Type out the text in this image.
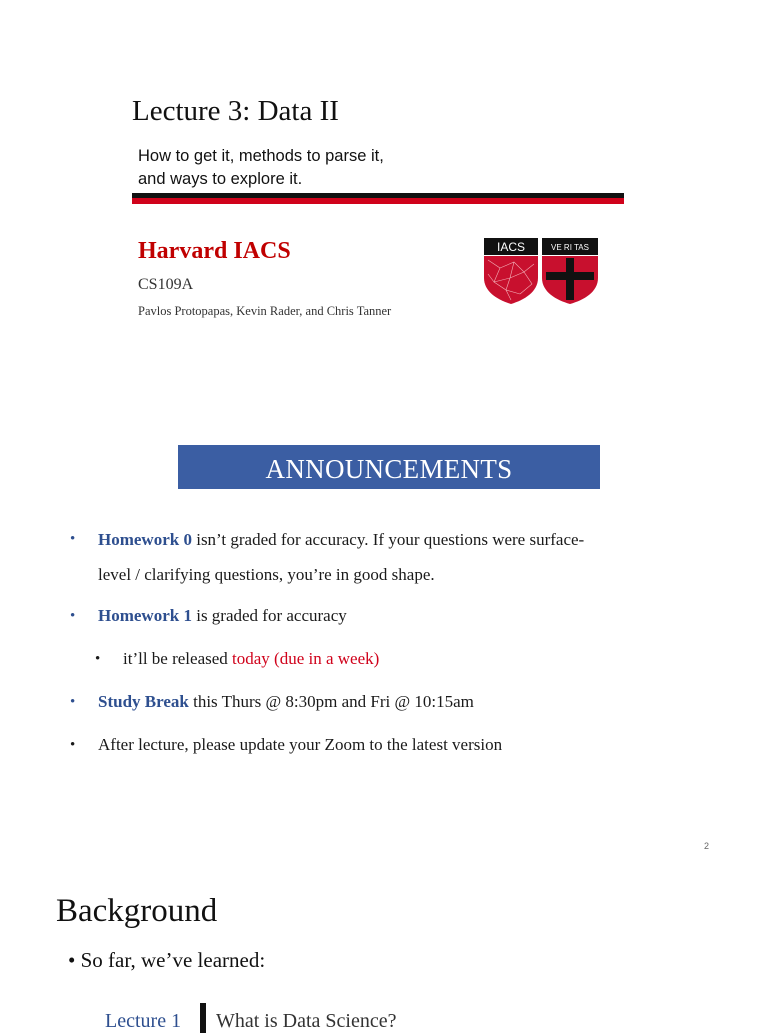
Lecture 3: Data II
How to get it, methods to parse it,
and ways to explore it.
Harvard IACS
CS109A
Pavlos Protopapas, Kevin Rader, and Chris Tanner
IACS	VE RI TAS
ANNOUNCEMENTS
• Homework 0 isn’t graded for accuracy. If your questions were surface-
level / clarifying questions, you’re in good shape.
• Homework 1 is graded for accuracy
• it’ll be released today (due in a week)
• Study Break this Thurs @ 8:30pm and Fri @ 10:15am
• After lecture, please update your Zoom to the latest version
2
Background
• So far, we’ve learned:
Lecture 1 What is Data Science?
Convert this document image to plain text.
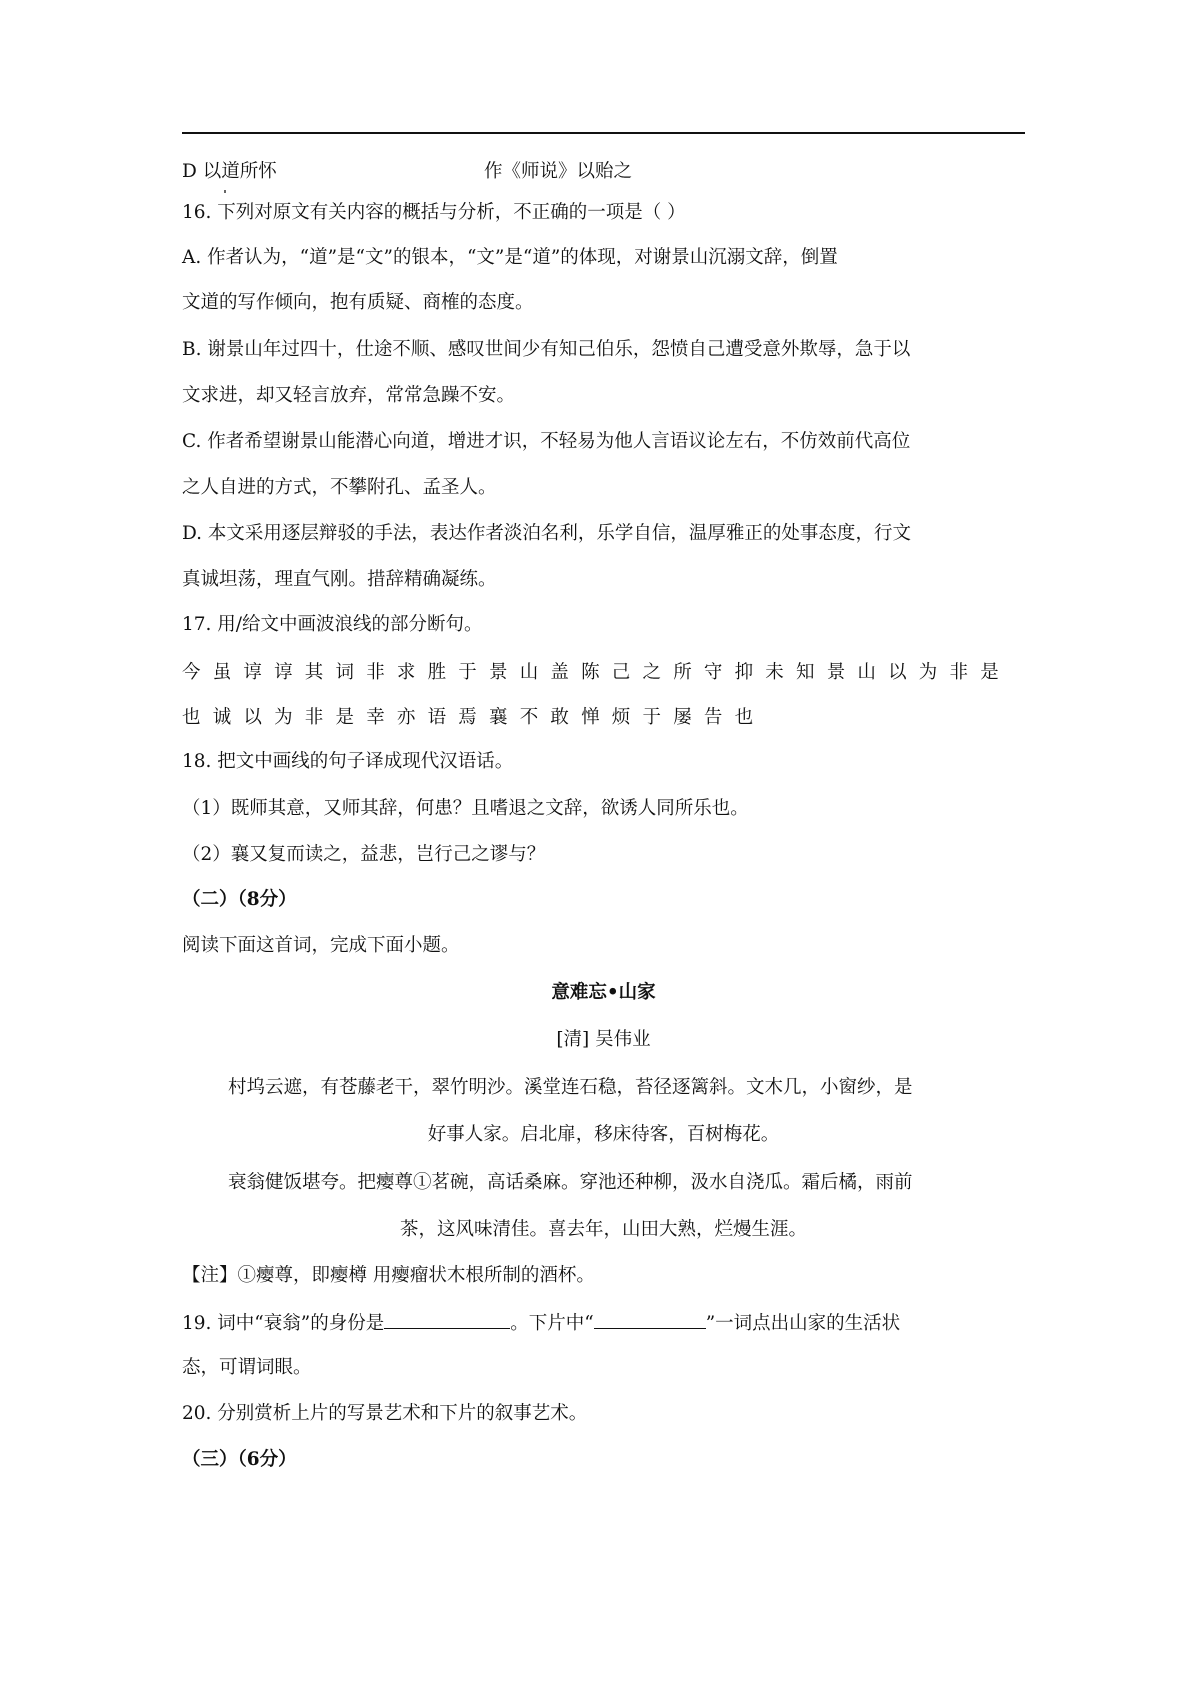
D 以道所怀	作《师说》以贻之
16. 下列对原文有关内容的概括与分析，不正确的一项是（ ）
A. 作者认为，“道”是“文”的银本，“文”是“道”的体现，对谢景山沉溺文辞，倒置
文道的写作倾向，抱有质疑、商榷的态度。
B. 谢景山年过四十，仕途不顺、感叹世间少有知己伯乐，怨愤自己遭受意外欺辱，急于以
文求进，却又轻言放弃，常常急躁不安。
C. 作者希望谢景山能潜心向道，增进才识，不轻易为他人言语议论左右，不仿效前代高位
之人自进的方式，不攀附孔、孟圣人。
D. 本文采用逐层辩驳的手法，表达作者淡泊名利，乐学自信，温厚雅正的处事态度，行文
真诚坦荡，理直气刚。措辞精确凝练。
17. 用/给文中画波浪线的部分断句。
今虽谆谆其词非求胜于景山盖陈己之所守抑未知景山以为非是
也诚以为非是幸亦语焉襄不敢惮烦于屡告也
18. 把文中画线的句子译成现代汉语话。
（1）既师其意，又师其辞，何患？且嗜退之文辞，欲诱人同所乐也。
（2）襄又复而读之，益悲，岂行己之谬与？
（二）（8分）
阅读下面这首词，完成下面小题。
意难忘•山家
[清] 吴伟业
村坞云遮，有苍藤老干，翠竹明沙。溪堂连石稳，苔径逐篱斜。文木几，小窗纱，是
好事人家。启北扉，移床待客，百树梅花。
衰翁健饭堪夸。把瘿尊①茗碗，高话桑麻。穿池还种柳，汲水自浇瓜。霜后橘，雨前
茶，这风味清佳。喜去年，山田大熟，烂熳生涯。
【注】①瘿尊，即瘿樽 用瘿瘤状木根所制的酒杯。
19. 词中“衰翁”的身份是	。下片中“	”一词点出山家的生活状
态，可谓词眼。
20. 分别赏析上片的写景艺术和下片的叙事艺术。
（三）（6分）
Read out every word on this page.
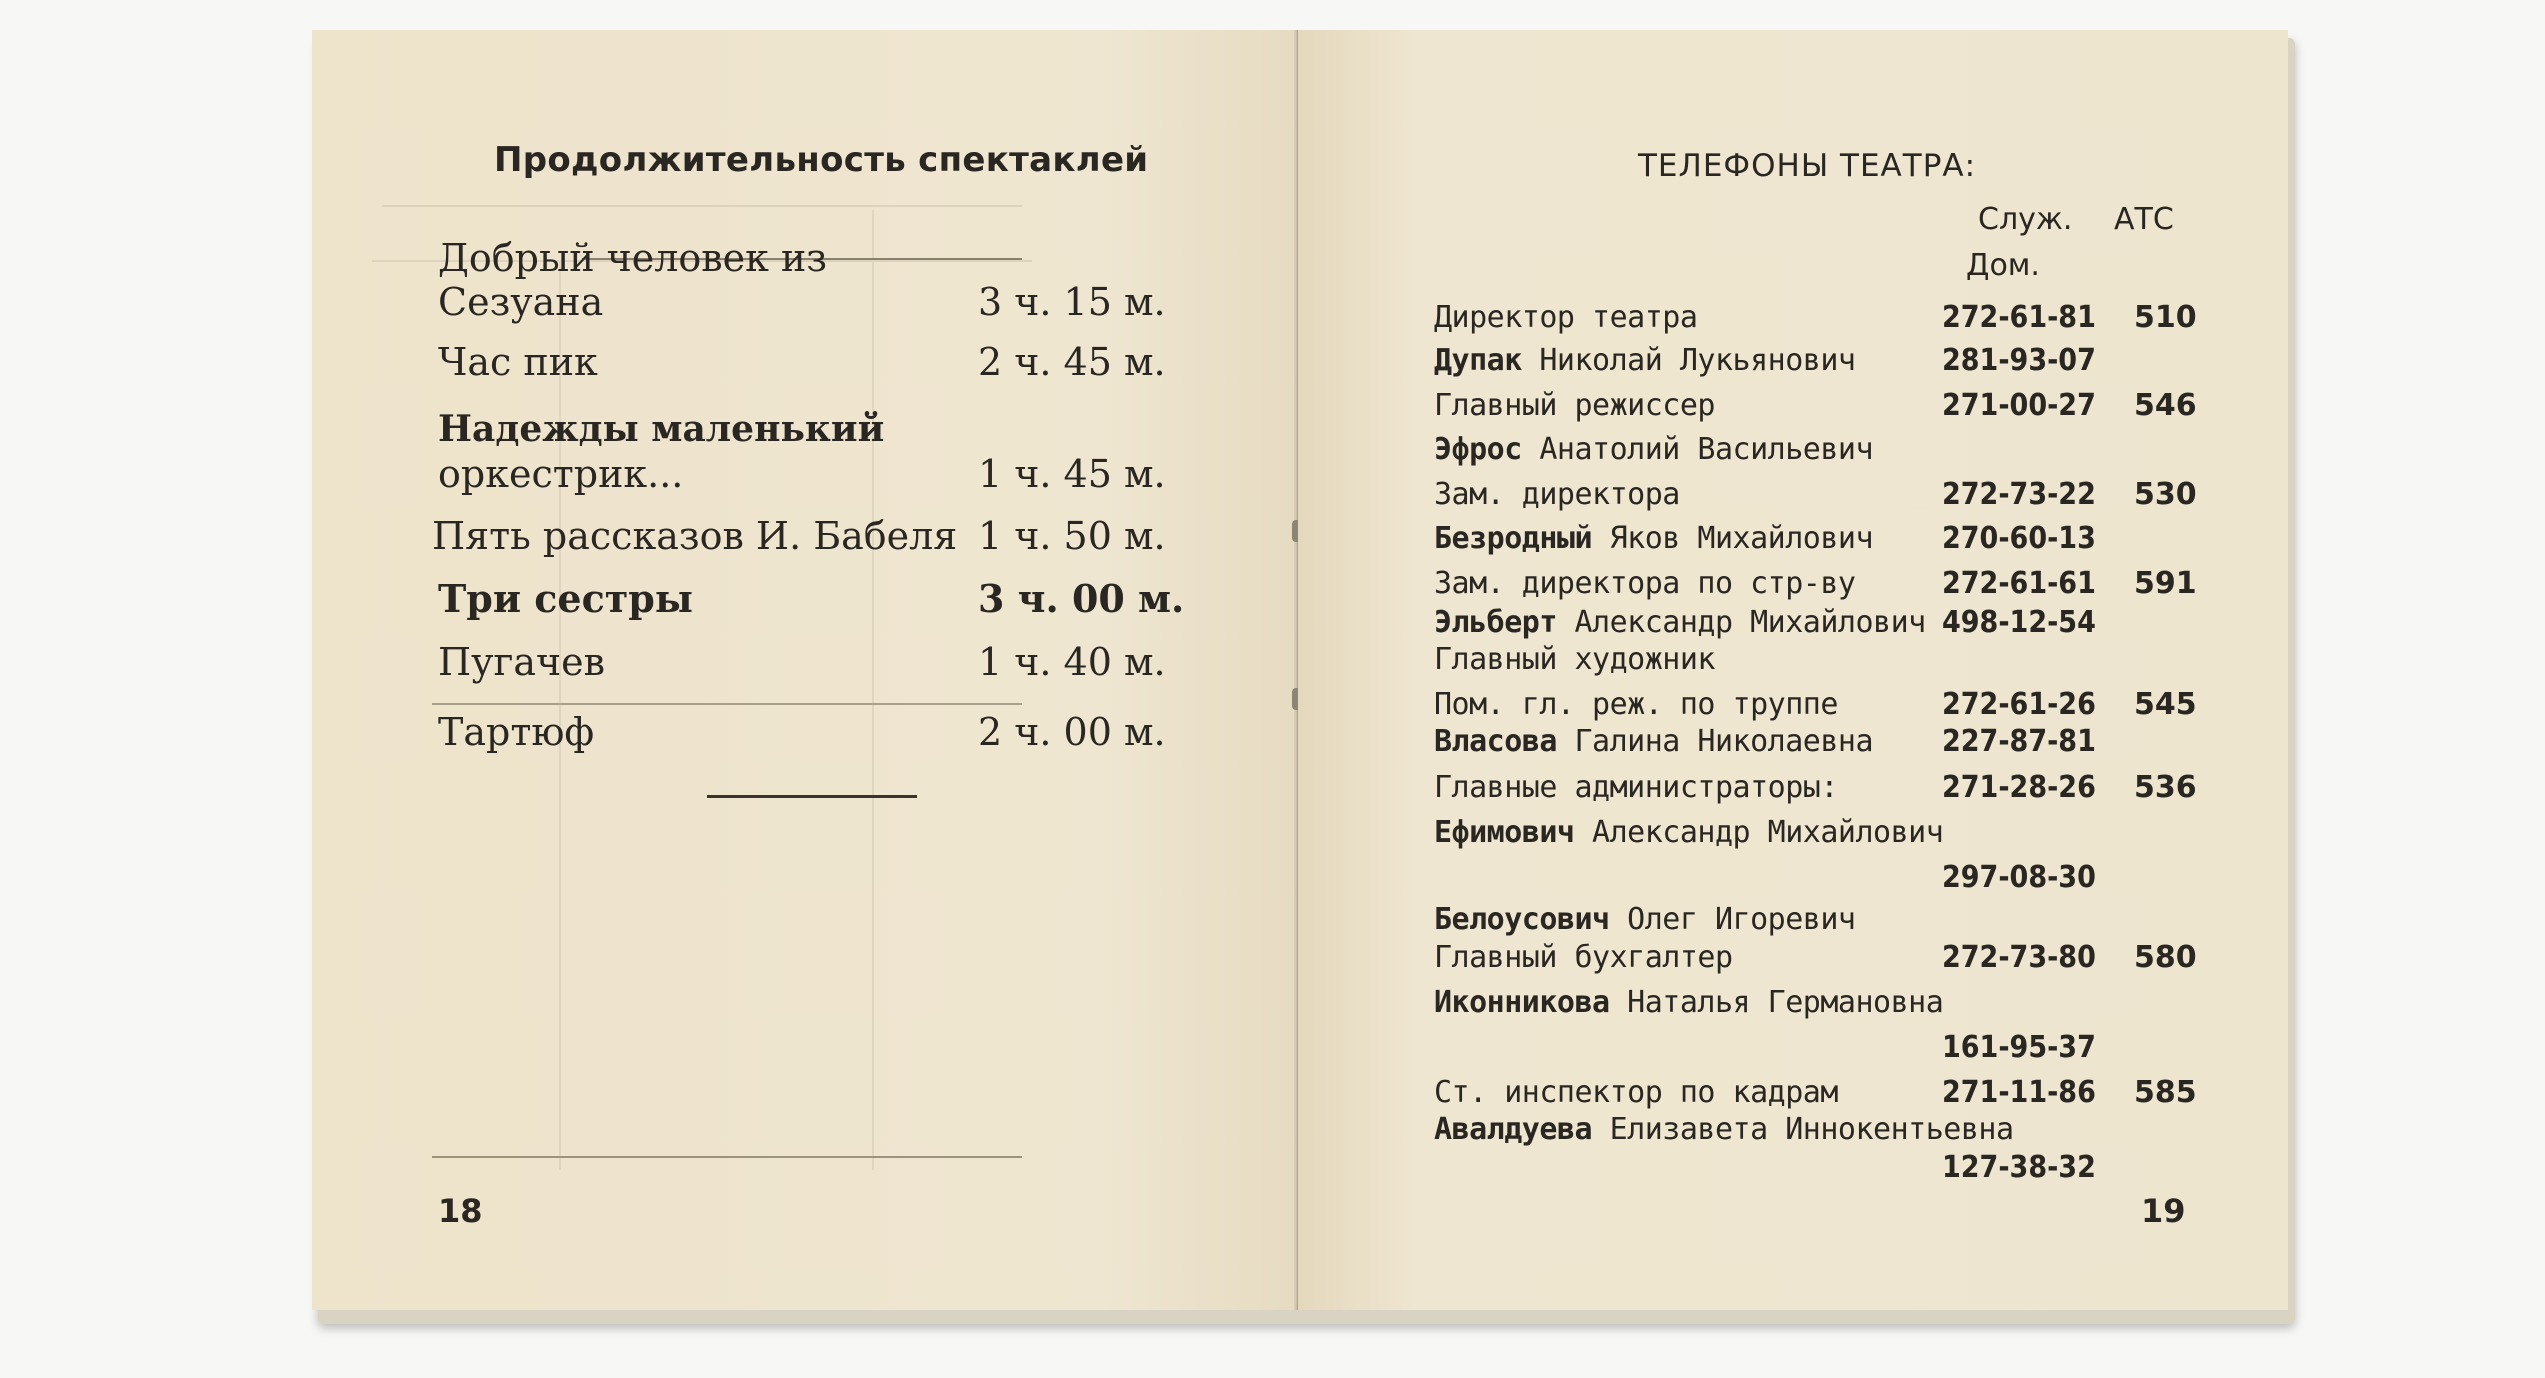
Продолжительность спектаклей
Добрый человек из
Сезуана	3 ч. 15 м.
Час пик	2 ч. 45 м.
Надежды маленький
оркестрик...	1 ч. 45 м.
Пять рассказов И. Бабеля 1 ч. 50 м.
Три сестры	3 ч. 00 м.
Пугачев	1 ч. 40 м.
Тартюф	2 ч. 00 м.
18
ТЕЛЕФОНЫ ТЕАТРА:
Служ. АТС
Дом.
Директор театра	272-61-81 510
Дупак Николай Лукьянович	281-93-07
Главный режиссер	271-00-27 546
Эфрос Анатолий Васильевич
Зам. директора	272-73-22 530
Безродный Яков Михайлович 270-60-13
Зам. директора по стр-ву	272-61-61 591
Эльберт Александр Михайлович 498-12-54
Главный художник
Пом. гл. реж. по труппе	272-61-26 545
Власова Галина Николаевна 227-87-81
Главные администраторы:	271-28-26 536
Ефимович Александр Михайлович
297-08-30
Белоусович Олег Игоревич
Главный бухгалтер	272-73-80 580
Иконникова Наталья Германовна
161-95-37
Ст. инспектор по кадрам	271-11-86 585
Авалдуева Елизавета Иннокентьевна
127-38-32
19
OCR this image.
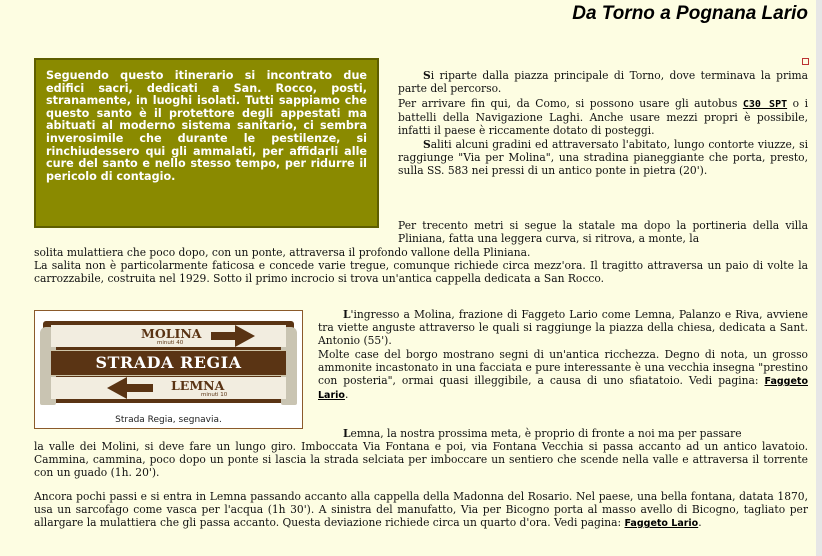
Da Torno a Pognana Lario

Seguendo questo itinerario si incontrato due edifici sacri, dedicati a San. Rocco, posti, stranamente, in luoghi isolati. Tutti sappiamo che questo santo è il protettore degli appestati ma abituati al moderno sistema sanitario, ci sembra inverosimile che durante le pestilenze, si rinchiudessero qui gli ammalati, per affidarli alle cure del santo e nello stesso tempo, per ridurre il pericolo di contagio.

Si riparte dalla piazza principale di Torno, dove terminava la prima parte del percorso.

Per arrivare fin qui, da Como, si possono usare gli autobus C30 SPT o i battelli della Navigazione Laghi. Anche usare mezzi propri è possibile, infatti il paese è riccamente dotato di posteggi.

Saliti alcuni gradini ed attraversato l'abitato, lungo contorte viuzze, si raggiunge "Via per Molina", una stradina pianeggiante che porta, presto, sulla SS. 583 nei pressi di un antico ponte in pietra (20').

Per trecento metri si segue la statale ma dopo la portineria della villa Pliniana, fatta una leggera curva, si ritrova, a monte, la

solita mulattiera che poco dopo, con un ponte, attraversa il profondo vallone della Pliniana.

La salita non è particolarmente faticosa e concede varie tregue, comunque richiede circa mezz'ora. Il tragitto attraversa un paio di volte la carrozzabile, costruita nel 1929. Sotto il primo incrocio si trova un'antica cappella dedicata a San Rocco.

MOLINA
minuti 40
STRADA REGIA
LEMNA
minuti 10
Strada Regia, segnavia.

L'ingresso a Molina, frazione di Faggeto Lario come Lemna, Palanzo e Riva, avviene tra viette anguste attraverso le quali si raggiunge la piazza della chiesa, dedicata a Sant. Antonio (55').

Molte case del borgo mostrano segni di un'antica ricchezza. Degno di nota, un grosso ammonite incastonato in una facciata e pure interessante è una vecchia insegna "prestino con posteria", ormai quasi illeggibile, a causa di uno sfiatatoio. Vedi pagina: Faggeto Lario.

Lemna, la nostra prossima meta, è proprio di fronte a noi ma per passare

la valle dei Molini, si deve fare un lungo giro. Imboccata Via Fontana e poi, via Fontana Vecchia si passa accanto ad un antico lavatoio. Cammina, cammina, poco dopo un ponte si lascia la strada selciata per imboccare un sentiero che scende nella valle e attraversa il torrente con un guado (1h. 20').

Ancora pochi passi e si entra in Lemna passando accanto alla cappella della Madonna del Rosario. Nel paese, una bella fontana, datata 1870, usa un sarcofago come vasca per l'acqua (1h 30'). A sinistra del manufatto, Via per Bicogno porta al masso avello di Bicogno, tagliato per allargare la mulattiera che gli passa accanto. Questa deviazione richiede circa un quarto d'ora. Vedi pagina: Faggeto Lario.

(Goal)
In the entries above, find each line with the word "text" and show it.

(Task result)
Type out the text in this image.
Convert this document image to plain text.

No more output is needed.